■ To-do list ■
(1) The article on the municipal bond market names several pressures that remain on state and local governments. List each of these pressures.
(2) Rewrite everything in the municipal bond market article from "At a three-day" down to "unfunded pension liabilities.", replacing "state and local governments" with "municipal issuers".
(3) Continue the article on the municipal bond market outlook, picking up after its final sentence.

■ Selected text ■
-- Begin --
Mournful Muni Experts See End of an Era

CHARLESTON, S.C. — Market experts on Thursday painted a bleak picture of the municipal securities market over the next few years, saying the high bond volume of the past six years is gone and unlikely to return.

At a three-day conference of the National Federation of Municipal Analysts, market experts stressed that even with recent signs of a muni market rally, significant pressures remain on state and local governments. They range from federal spending cuts and possible legislative restrictions on tax-exempt bonds to hostility among some congressional Republicans, who view bond projects as wasteful government spending.

Their remarks came as the House Ways and Means Committee’s oversight panel weighed the Public Employee Pension Transparency Act, a bill sponsored by Rep. Devin Nunes, R-Calif., that would prevent state and local governments from issuing tax-exempt, tax-credit or direct-pay bonds if they failed to file annual reports with the Treasury Department disclosing certain information, including how they calculate their unfunded pension liabilities.
-- End --
Layout element entries
-- Begin --
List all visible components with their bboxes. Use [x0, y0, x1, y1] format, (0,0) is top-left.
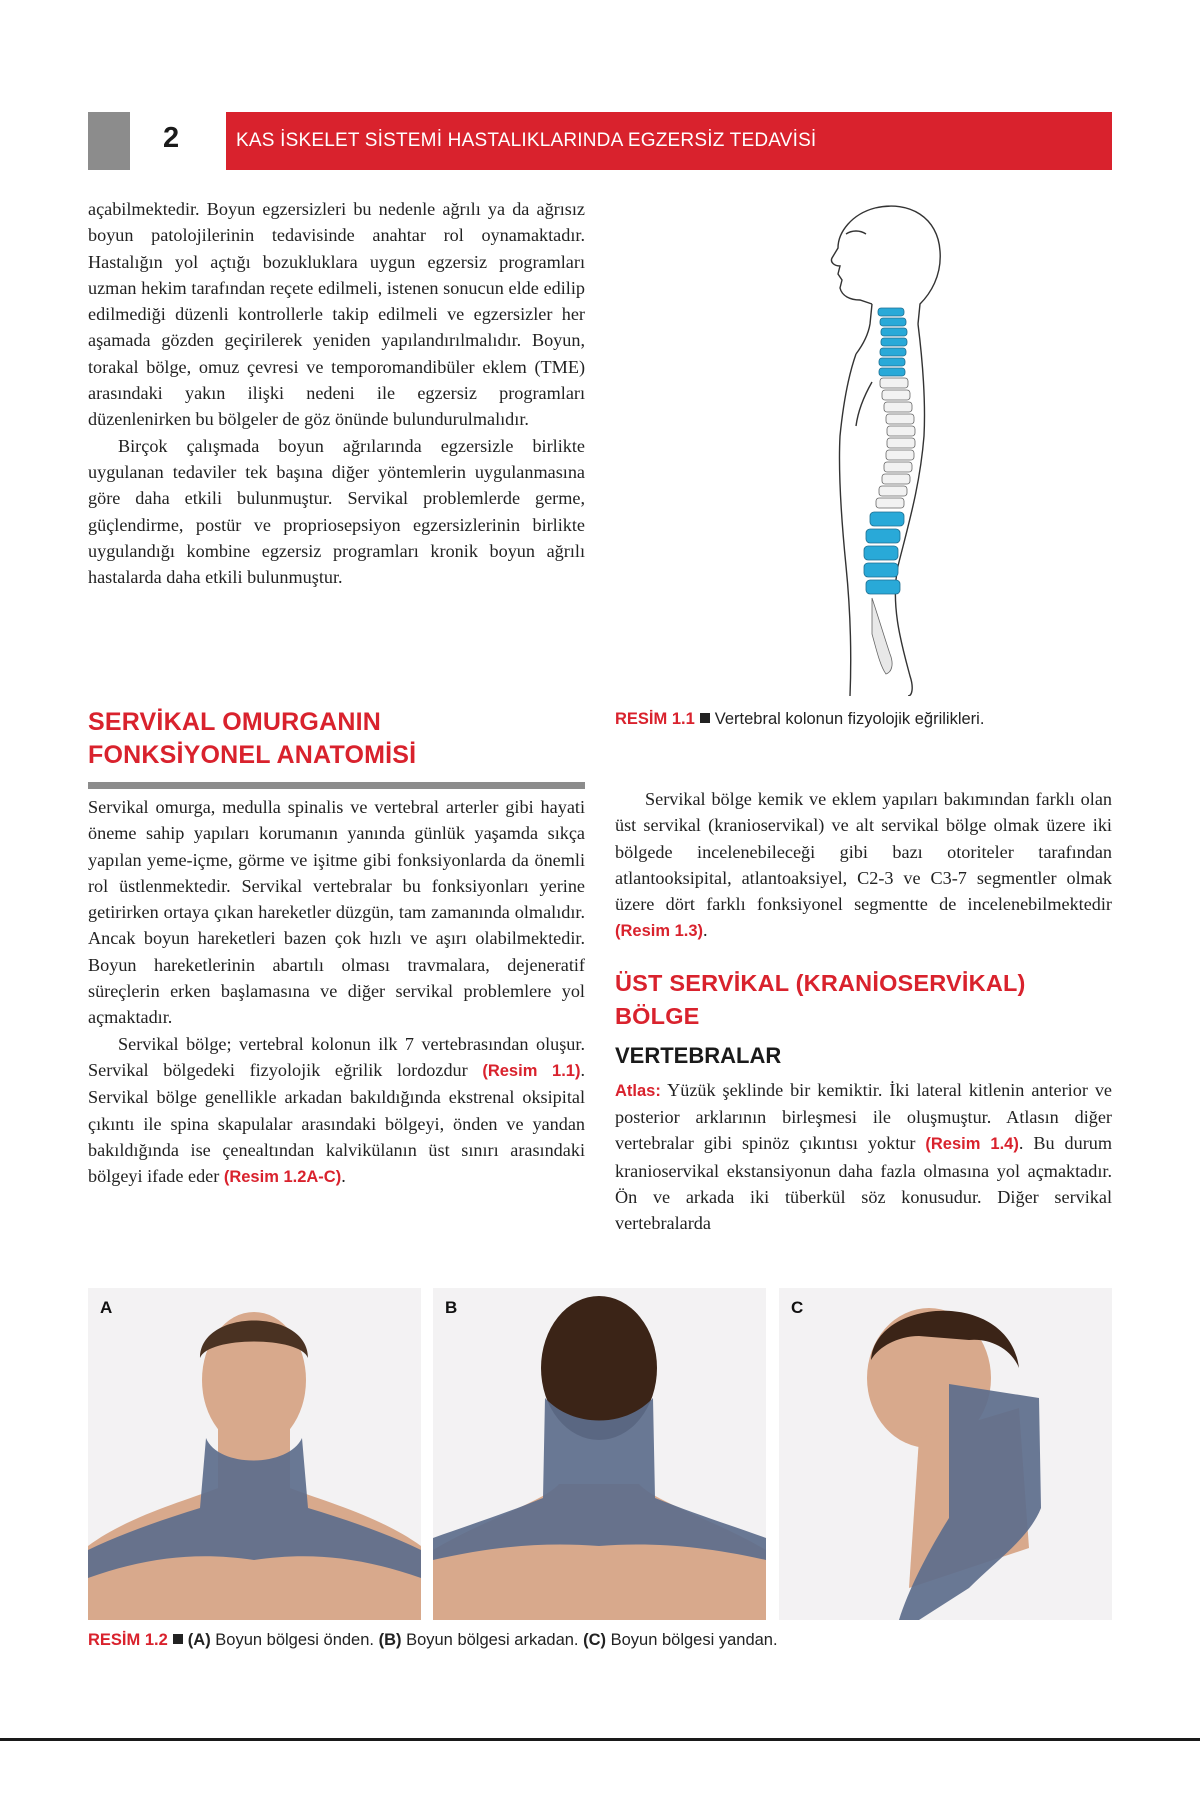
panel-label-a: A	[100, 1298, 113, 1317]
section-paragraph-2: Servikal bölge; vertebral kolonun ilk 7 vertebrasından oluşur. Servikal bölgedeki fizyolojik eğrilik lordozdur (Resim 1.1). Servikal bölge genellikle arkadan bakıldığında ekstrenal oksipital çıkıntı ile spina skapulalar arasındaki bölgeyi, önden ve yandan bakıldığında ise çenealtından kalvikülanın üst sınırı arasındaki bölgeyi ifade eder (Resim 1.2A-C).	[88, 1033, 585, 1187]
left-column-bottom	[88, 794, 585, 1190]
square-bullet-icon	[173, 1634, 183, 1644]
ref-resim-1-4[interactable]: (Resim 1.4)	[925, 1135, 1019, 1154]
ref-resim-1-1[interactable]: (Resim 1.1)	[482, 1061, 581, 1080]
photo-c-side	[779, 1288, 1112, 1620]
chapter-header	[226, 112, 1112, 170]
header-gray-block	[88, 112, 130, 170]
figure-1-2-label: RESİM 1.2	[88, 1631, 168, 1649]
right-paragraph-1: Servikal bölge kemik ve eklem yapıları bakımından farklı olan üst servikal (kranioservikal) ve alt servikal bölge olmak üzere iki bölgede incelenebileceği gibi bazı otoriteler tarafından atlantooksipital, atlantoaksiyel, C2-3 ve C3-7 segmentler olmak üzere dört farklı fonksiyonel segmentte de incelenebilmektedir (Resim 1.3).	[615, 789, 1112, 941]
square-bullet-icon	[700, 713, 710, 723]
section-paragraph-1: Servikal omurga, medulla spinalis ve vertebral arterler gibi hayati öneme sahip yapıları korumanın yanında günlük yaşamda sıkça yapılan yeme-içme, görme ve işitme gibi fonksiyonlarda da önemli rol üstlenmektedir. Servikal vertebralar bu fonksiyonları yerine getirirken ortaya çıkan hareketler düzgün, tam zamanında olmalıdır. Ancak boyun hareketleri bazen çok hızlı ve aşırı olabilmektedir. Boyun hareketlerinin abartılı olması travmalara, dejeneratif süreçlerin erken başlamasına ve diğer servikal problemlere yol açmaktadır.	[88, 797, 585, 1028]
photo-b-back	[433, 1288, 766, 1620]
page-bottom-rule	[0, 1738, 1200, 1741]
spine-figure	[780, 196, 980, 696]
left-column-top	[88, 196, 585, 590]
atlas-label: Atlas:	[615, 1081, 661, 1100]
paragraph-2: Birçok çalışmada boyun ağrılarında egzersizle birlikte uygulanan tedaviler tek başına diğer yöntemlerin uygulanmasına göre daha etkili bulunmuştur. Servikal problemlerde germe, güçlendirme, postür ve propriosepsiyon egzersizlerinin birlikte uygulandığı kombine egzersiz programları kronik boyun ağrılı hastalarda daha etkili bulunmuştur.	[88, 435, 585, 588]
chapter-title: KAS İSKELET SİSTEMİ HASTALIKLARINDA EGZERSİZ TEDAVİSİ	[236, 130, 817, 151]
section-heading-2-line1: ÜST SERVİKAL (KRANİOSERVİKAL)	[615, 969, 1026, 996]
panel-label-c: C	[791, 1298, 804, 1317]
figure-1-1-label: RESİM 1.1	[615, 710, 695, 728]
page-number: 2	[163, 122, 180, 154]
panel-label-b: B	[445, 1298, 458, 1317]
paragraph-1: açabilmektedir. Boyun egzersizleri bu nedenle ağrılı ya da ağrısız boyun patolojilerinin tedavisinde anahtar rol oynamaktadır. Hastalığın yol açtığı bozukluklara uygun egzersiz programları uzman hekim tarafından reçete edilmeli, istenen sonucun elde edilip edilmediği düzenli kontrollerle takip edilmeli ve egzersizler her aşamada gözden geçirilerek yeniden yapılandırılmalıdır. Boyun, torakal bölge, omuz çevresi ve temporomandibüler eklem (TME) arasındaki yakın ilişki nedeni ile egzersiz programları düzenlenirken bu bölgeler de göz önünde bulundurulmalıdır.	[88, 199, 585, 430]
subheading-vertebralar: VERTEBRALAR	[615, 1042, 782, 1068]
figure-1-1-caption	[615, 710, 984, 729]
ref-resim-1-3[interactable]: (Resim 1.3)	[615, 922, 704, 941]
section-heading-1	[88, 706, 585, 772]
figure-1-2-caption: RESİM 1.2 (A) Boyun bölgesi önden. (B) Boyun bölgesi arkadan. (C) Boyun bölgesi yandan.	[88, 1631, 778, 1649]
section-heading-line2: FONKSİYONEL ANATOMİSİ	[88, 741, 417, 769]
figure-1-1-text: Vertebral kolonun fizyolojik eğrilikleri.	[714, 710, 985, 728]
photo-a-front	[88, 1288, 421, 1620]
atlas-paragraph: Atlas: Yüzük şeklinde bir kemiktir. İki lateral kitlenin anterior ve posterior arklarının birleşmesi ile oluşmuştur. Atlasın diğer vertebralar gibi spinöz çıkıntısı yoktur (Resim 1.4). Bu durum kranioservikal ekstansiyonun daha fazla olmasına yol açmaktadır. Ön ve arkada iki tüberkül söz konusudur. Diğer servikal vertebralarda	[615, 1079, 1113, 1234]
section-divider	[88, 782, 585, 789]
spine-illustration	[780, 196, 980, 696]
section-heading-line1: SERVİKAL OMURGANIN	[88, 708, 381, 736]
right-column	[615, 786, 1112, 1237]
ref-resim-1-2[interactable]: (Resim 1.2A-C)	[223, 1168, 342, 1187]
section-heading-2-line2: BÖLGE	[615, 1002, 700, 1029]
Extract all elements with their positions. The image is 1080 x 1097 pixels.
-- End --
-- Begin --
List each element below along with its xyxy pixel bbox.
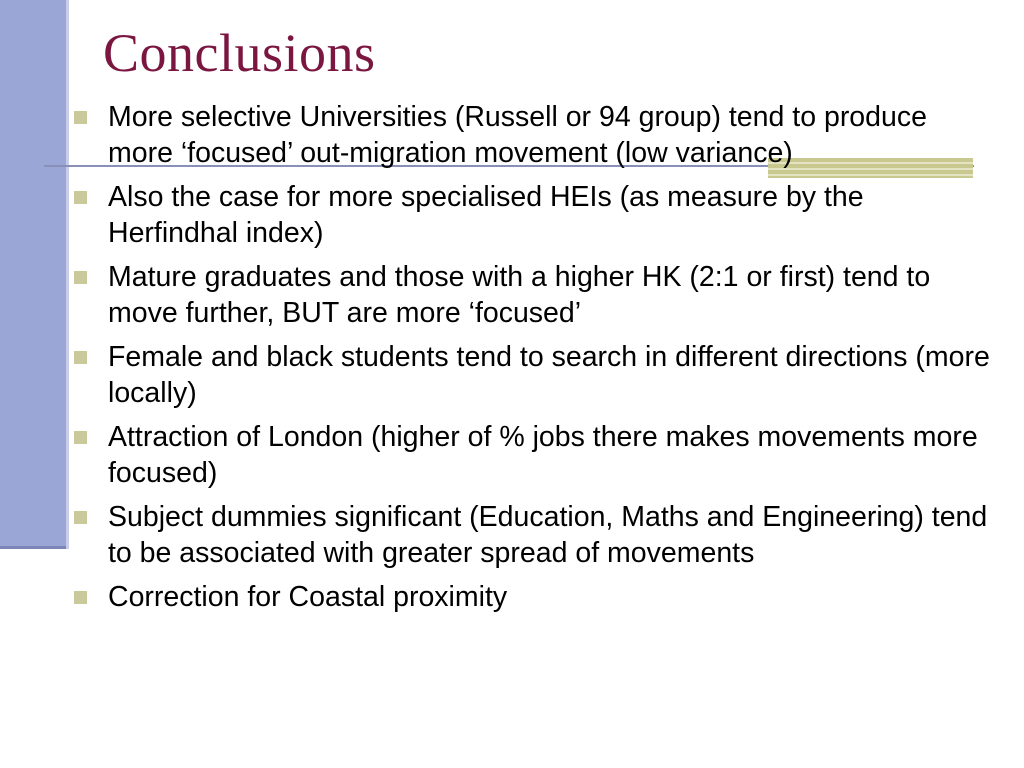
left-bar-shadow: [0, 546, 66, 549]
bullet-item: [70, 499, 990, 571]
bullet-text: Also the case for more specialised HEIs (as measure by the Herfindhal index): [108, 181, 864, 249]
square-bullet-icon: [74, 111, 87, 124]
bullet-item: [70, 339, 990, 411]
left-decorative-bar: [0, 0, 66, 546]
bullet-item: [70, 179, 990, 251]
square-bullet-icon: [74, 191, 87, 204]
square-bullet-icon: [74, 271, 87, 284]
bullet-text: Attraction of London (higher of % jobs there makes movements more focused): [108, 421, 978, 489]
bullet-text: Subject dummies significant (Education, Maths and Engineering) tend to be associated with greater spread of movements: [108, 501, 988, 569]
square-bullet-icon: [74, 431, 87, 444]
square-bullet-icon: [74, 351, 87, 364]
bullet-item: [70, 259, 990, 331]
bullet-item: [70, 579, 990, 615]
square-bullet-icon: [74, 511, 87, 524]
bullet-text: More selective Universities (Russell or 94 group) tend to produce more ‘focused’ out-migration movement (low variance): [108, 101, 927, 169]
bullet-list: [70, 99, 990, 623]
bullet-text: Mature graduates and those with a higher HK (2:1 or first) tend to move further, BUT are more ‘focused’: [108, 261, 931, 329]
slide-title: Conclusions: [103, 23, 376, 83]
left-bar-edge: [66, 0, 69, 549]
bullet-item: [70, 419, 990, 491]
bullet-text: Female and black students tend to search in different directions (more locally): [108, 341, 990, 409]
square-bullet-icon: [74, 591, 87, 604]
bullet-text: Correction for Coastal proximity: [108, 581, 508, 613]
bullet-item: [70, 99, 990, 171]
-- End --
■ Final answers ■
(1)
- Federal spending cuts
- Possible legislative restrictions on tax-exempt bonds
- Hostility among some congressional Republicans, who view bond projects as wasteful government spending

(2)
At a three-day conference of the National Federation of Municipal Analysts, market experts stressed that even with recent signs of a muni market rally, significant pressures remain on municipal issuers. They range from federal spending cuts and possible legislative restrictions on tax-exempt bonds to hostility among some congressional Republicans, who view bond projects as wasteful government spending.

Their remarks came as the House Ways and Means Committee’s oversight panel weighed the Public Employee Pension Transparency Act, a bill sponsored by Rep. Devin Nunes, R-Calif., that would prevent municipal issuers from issuing tax-exempt, tax-credit or direct-pay bonds if they failed to file annual reports with the Treasury Department disclosing certain information, including how they calculate their unfunded pension liabilities.

(3)
The bill also would require governments to value their pension assets and liabilities using a so-called riskless rate of return pegged to a Treasury rate of 4-5%, which is lower than the more broadly used historic rate of return, generally 7-8%.

“The golden days of new-issue bonds in the muni market are behind us for an extended period of time,” said George Friedlander, chief municipal strategist at Citi.

Specifically, he predicted that the muni market’s overall 2011 volume will peak at $240 billion, with $100 billion coming in the first half of the year and the remainder in the second half.

It could take years, or perhaps even decades, Friedlander said, before bond volume approaches the ranges of between $400 billion and $430 billion that were seen during the six years before 2011. In the next three years, he predicted bond volume will be at or just above $300 billion, rising from there in later years.

“This is the bottom year for volume and we rebound from here,” Friedlander said.

A key driver in the reduced volume, he noted, is the shift in policy priorities at the federal level, especially on spending cuts and deficit reduction. At the same time, state and local governments are grappling with dwindling tax revenues from the prolonged recession.

Federal officials, he said, will reduce the federal deficit by pushing costs onto state and local governments.

“I don’t see any way that will not happen,” Friedlander said.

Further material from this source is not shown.